* **Task goal**: Retype every entry exactly, character for character.

START Input

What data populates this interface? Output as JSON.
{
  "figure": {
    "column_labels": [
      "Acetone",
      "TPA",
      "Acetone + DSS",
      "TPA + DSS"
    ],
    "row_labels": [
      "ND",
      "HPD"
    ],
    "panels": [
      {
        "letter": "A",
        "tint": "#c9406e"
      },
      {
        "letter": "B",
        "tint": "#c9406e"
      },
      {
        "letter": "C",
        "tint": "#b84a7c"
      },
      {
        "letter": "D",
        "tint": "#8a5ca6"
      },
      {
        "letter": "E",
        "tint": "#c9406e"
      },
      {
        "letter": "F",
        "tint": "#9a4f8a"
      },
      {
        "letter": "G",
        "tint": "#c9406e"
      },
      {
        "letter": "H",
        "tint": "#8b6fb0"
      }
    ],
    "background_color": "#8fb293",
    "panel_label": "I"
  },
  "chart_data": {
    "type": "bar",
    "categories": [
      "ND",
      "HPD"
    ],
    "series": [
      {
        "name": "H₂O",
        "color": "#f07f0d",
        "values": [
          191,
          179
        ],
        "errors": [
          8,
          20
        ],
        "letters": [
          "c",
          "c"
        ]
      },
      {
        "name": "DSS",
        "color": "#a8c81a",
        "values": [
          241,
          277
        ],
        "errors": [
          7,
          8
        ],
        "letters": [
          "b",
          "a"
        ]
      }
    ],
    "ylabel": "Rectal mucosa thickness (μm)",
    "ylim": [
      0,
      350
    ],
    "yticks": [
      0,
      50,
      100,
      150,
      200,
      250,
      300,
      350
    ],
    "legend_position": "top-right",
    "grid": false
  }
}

END Input

* **Solved exercise**:
What data populates this interface? Output as JSON.
{
  "figure": {
    "column_labels": [
      "Acetone",
      "TPA",
      "Acetone + DSS",
      "TPA + DSS"
    ],
    "row_labels": [
      "ND",
      "HPD"
    ],
    "panels": [
      {
        "letter": "A",
        "tint": "#c9406e"
      },
      {
        "letter": "B",
        "tint": "#c9406e"
      },
      {
        "letter": "C",
        "tint": "#b84a7c"
      },
      {
        "letter": "D",
        "tint": "#8a5ca6"
      },
      {
        "letter": "E",
        "tint": "#c9406e"
      },
      {
        "letter": "F",
        "tint": "#9a4f8a"
      },
      {
        "letter": "G",
        "tint": "#c9406e"
      },
      {
        "letter": "H",
        "tint": "#8b6fb0"
      }
    ],
    "background_color": "#8fb293",
    "panel_label": "I"
  },
  "chart_data": {
    "type": "bar",
    "categories": [
      "ND",
      "HPD"
    ],
    "series": [
      {
        "name": "H₂O",
        "color": "#f07f0d",
        "values": [
          191,
          179
        ],
        "errors": [
          8,
          20
        ],
        "letters": [
          "c",
          "c"
        ]
      },
      {
        "name": "DSS",
        "color": "#a8c81a",
        "values": [
          241,
          277
        ],
        "errors": [
          7,
          8
        ],
        "letters": [
          "b",
          "a"
        ]
      }
    ],
    "ylabel": "Rectal mucosa thickness (μm)",
    "ylim": [
      0,
      350
    ],
    "yticks": [
      0,
      50,
      100,
      150,
      200,
      250,
      300,
      350
    ],
    "legend_position": "top-right",
    "grid": false
  }
}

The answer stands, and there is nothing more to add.